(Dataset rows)
..........
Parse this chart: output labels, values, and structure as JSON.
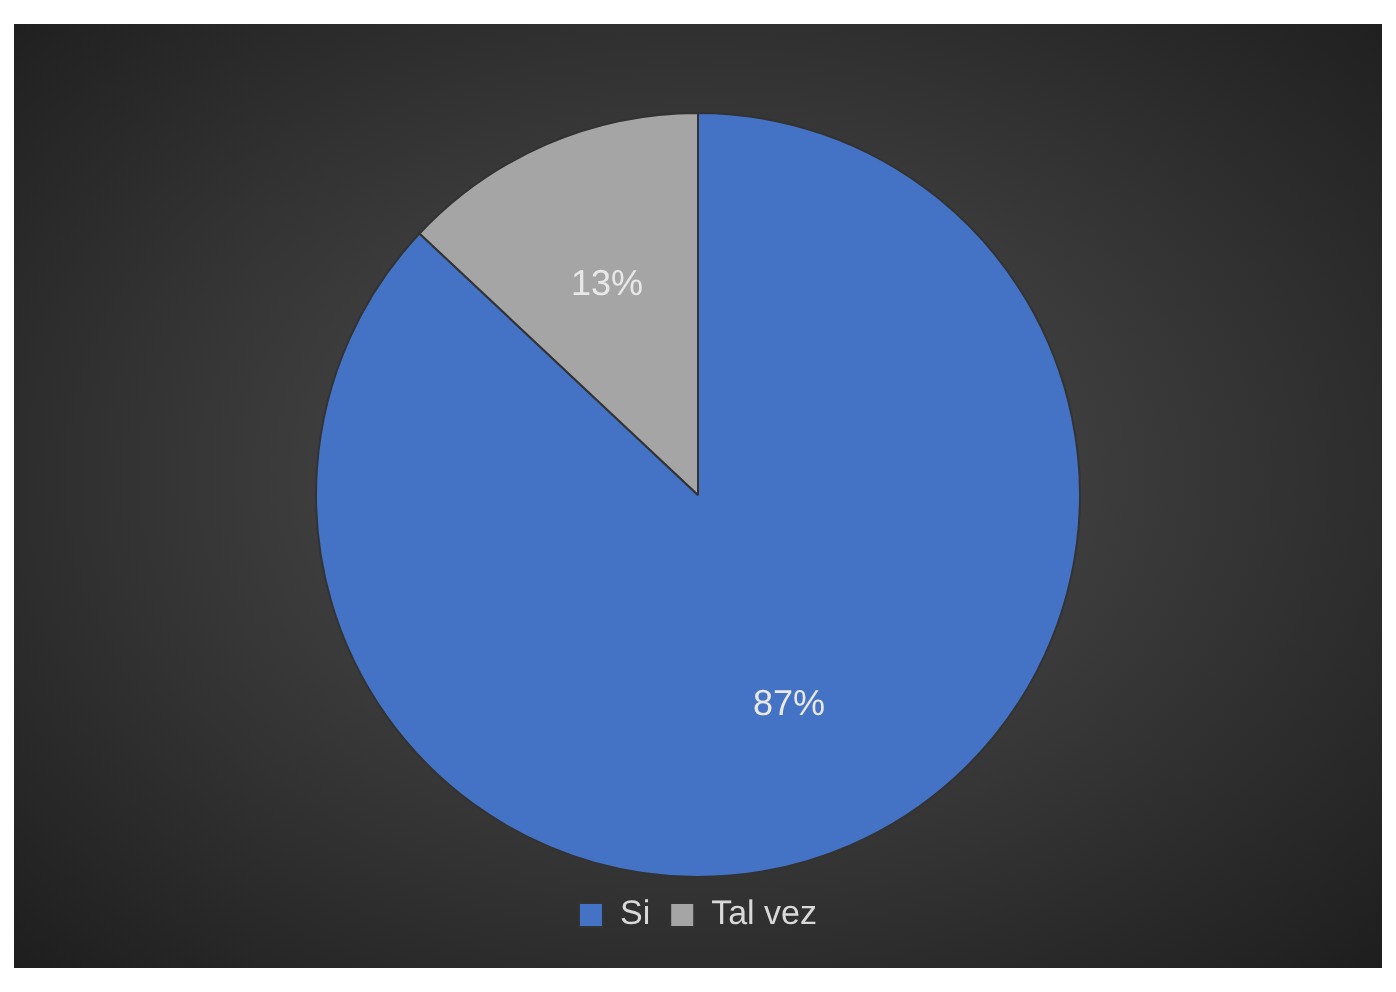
{
  "chart_data": {
    "type": "pie",
    "categories": [
      "Si",
      "Tal vez"
    ],
    "values": [
      87,
      13
    ],
    "colors": [
      "#4472c4",
      "#a5a5a5"
    ],
    "value_labels": [
      "87%",
      "13%"
    ],
    "legend": "bottom"
  }
}
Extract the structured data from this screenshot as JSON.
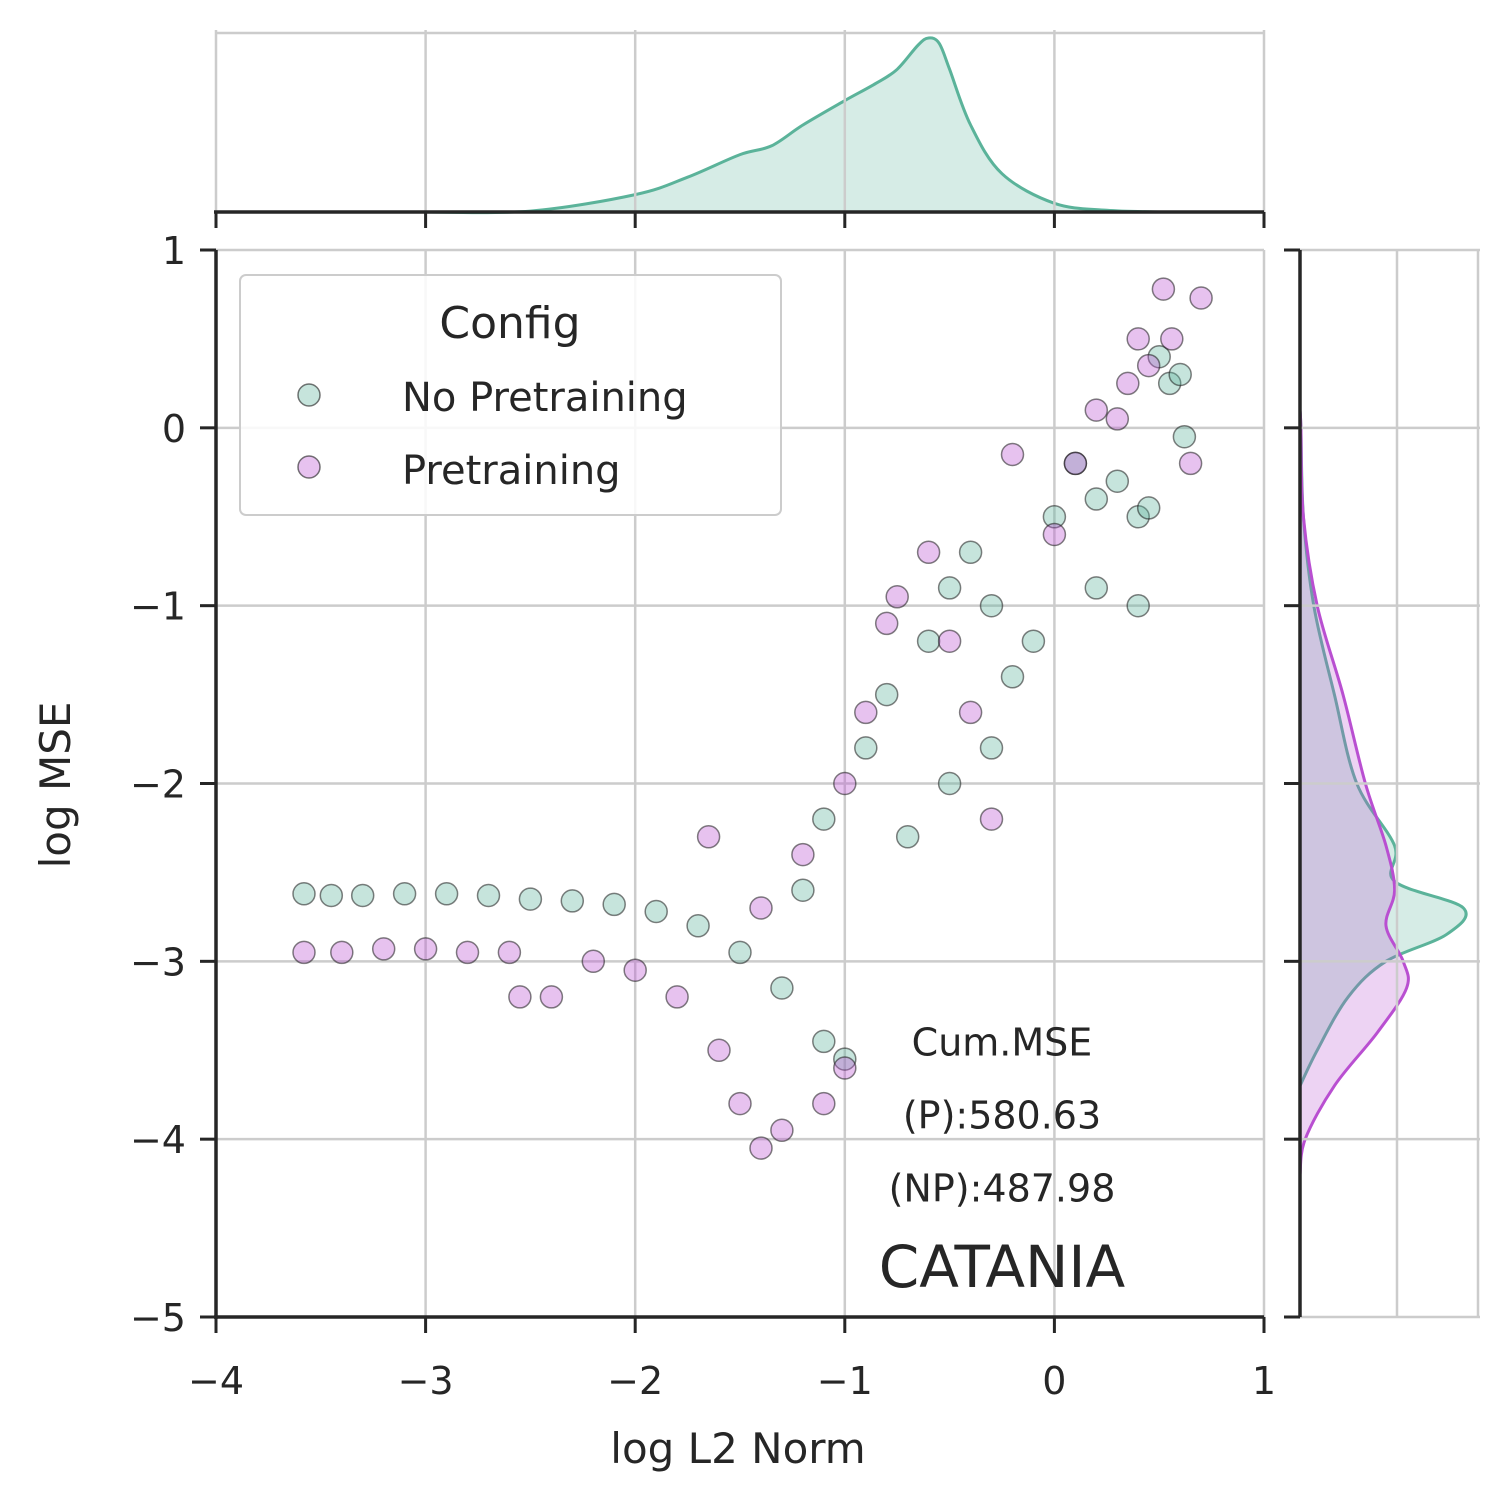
{
  "chart_data": {
    "type": "scatter",
    "title": "",
    "xlabel": "log L2 Norm",
    "ylabel": "log MSE",
    "xlim": [
      -4,
      1
    ],
    "ylim": [
      -5,
      1
    ],
    "x_ticks": [
      -4,
      -3,
      -2,
      -1,
      0,
      1
    ],
    "y_ticks": [
      1,
      0,
      -1,
      -2,
      -3,
      -4,
      -5
    ],
    "x_tick_labels": [
      "−4",
      "−3",
      "−2",
      "−1",
      "0",
      "1"
    ],
    "y_tick_labels": [
      "1",
      "0",
      "−1",
      "−2",
      "−3",
      "−4",
      "−5"
    ],
    "grid": true,
    "legend": {
      "title": "Config",
      "placement": "top-left",
      "entries": [
        "No Pretraining",
        "Pretraining"
      ]
    },
    "series": [
      {
        "name": "No Pretraining",
        "color": "#5bb39a",
        "description_points": [
          [
            -3.58,
            -2.62
          ],
          [
            -3.45,
            -2.63
          ],
          [
            -3.3,
            -2.63
          ],
          [
            -3.1,
            -2.62
          ],
          [
            -2.9,
            -2.62
          ],
          [
            -2.7,
            -2.63
          ],
          [
            -2.5,
            -2.65
          ],
          [
            -2.3,
            -2.66
          ],
          [
            -2.1,
            -2.68
          ],
          [
            -1.9,
            -2.72
          ],
          [
            -1.7,
            -2.8
          ],
          [
            -1.5,
            -2.95
          ],
          [
            -1.3,
            -3.15
          ],
          [
            -1.1,
            -3.45
          ],
          [
            -1.0,
            -3.55
          ],
          [
            -1.2,
            -2.6
          ],
          [
            -1.1,
            -2.2
          ],
          [
            -0.9,
            -1.8
          ],
          [
            -0.8,
            -1.5
          ],
          [
            -0.6,
            -1.2
          ],
          [
            -0.5,
            -0.9
          ],
          [
            -0.4,
            -0.7
          ],
          [
            -0.3,
            -1.0
          ],
          [
            -0.2,
            -1.4
          ],
          [
            -0.1,
            -1.2
          ],
          [
            0.0,
            -0.5
          ],
          [
            0.1,
            -0.2
          ],
          [
            0.2,
            -0.4
          ],
          [
            0.3,
            -0.3
          ],
          [
            0.4,
            -0.5
          ],
          [
            0.45,
            -0.45
          ],
          [
            0.5,
            0.4
          ],
          [
            0.55,
            0.25
          ],
          [
            0.6,
            0.3
          ],
          [
            0.62,
            -0.05
          ],
          [
            -0.7,
            -2.3
          ],
          [
            -0.5,
            -2.0
          ],
          [
            -0.3,
            -1.8
          ],
          [
            0.2,
            -0.9
          ],
          [
            0.4,
            -1.0
          ]
        ]
      },
      {
        "name": "Pretraining",
        "color": "#b94fd1",
        "description_points": [
          [
            -3.58,
            -2.95
          ],
          [
            -3.4,
            -2.95
          ],
          [
            -3.2,
            -2.93
          ],
          [
            -3.0,
            -2.93
          ],
          [
            -2.8,
            -2.95
          ],
          [
            -2.6,
            -2.95
          ],
          [
            -2.55,
            -3.2
          ],
          [
            -2.4,
            -3.2
          ],
          [
            -2.2,
            -3.0
          ],
          [
            -2.0,
            -3.05
          ],
          [
            -1.8,
            -3.2
          ],
          [
            -1.6,
            -3.5
          ],
          [
            -1.5,
            -3.8
          ],
          [
            -1.4,
            -4.05
          ],
          [
            -1.3,
            -3.95
          ],
          [
            -1.1,
            -3.8
          ],
          [
            -1.0,
            -3.6
          ],
          [
            -1.65,
            -2.3
          ],
          [
            -1.4,
            -2.7
          ],
          [
            -1.2,
            -2.4
          ],
          [
            -1.0,
            -2.0
          ],
          [
            -0.9,
            -1.6
          ],
          [
            -0.8,
            -1.1
          ],
          [
            -0.75,
            -0.95
          ],
          [
            -0.6,
            -0.7
          ],
          [
            -0.5,
            -1.2
          ],
          [
            -0.4,
            -1.6
          ],
          [
            -0.2,
            -0.15
          ],
          [
            0.0,
            -0.6
          ],
          [
            0.1,
            -0.2
          ],
          [
            0.2,
            0.1
          ],
          [
            0.3,
            0.05
          ],
          [
            0.35,
            0.25
          ],
          [
            0.4,
            0.5
          ],
          [
            0.45,
            0.35
          ],
          [
            0.52,
            0.78
          ],
          [
            0.56,
            0.5
          ],
          [
            0.65,
            -0.2
          ],
          [
            0.7,
            0.73
          ],
          [
            -0.3,
            -2.2
          ]
        ]
      }
    ],
    "marginal_x": {
      "series": "No Pretraining",
      "x": [
        -3.0,
        -2.5,
        -2.0,
        -1.75,
        -1.5,
        -1.35,
        -1.2,
        -1.0,
        -0.85,
        -0.75,
        -0.65,
        -0.6,
        -0.55,
        -0.5,
        -0.4,
        -0.25,
        0.0,
        0.25,
        0.5
      ],
      "density": [
        0.0,
        0.005,
        0.1,
        0.2,
        0.33,
        0.38,
        0.5,
        0.64,
        0.74,
        0.82,
        0.96,
        1.0,
        0.97,
        0.82,
        0.5,
        0.22,
        0.05,
        0.01,
        0.0
      ]
    },
    "marginal_y": {
      "series": [
        {
          "name": "No Pretraining",
          "y": [
            0.1,
            0.0,
            -0.5,
            -1.0,
            -1.5,
            -2.0,
            -2.35,
            -2.55,
            -2.7,
            -2.85,
            -3.0,
            -3.2,
            -3.5,
            -3.7
          ],
          "density": [
            0.0,
            0.005,
            0.02,
            0.08,
            0.2,
            0.33,
            0.55,
            0.55,
            0.95,
            0.85,
            0.5,
            0.28,
            0.1,
            0.0
          ]
        },
        {
          "name": "Pretraining",
          "y": [
            0.1,
            0.0,
            -0.5,
            -1.0,
            -1.5,
            -2.0,
            -2.35,
            -2.6,
            -2.8,
            -3.0,
            -3.15,
            -3.4,
            -3.7,
            -4.0,
            -4.2
          ],
          "density": [
            0.0,
            0.005,
            0.02,
            0.1,
            0.25,
            0.38,
            0.5,
            0.55,
            0.5,
            0.6,
            0.62,
            0.45,
            0.2,
            0.03,
            0.0
          ]
        }
      ]
    },
    "annotation": {
      "lines": [
        "Cum.MSE",
        "(P):580.63",
        "(NP):487.98"
      ],
      "name": "CATANIA",
      "anchor_x": -0.25,
      "line_y": [
        -3.53,
        -3.94,
        -4.35
      ],
      "name_y": -4.83
    }
  }
}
..........
== INSTRUCTIONS FOR THE TASK ==
Answer with one number: how many lines in the listing hold "JSON".

== ANSWER TO THE EXERCISE ==
2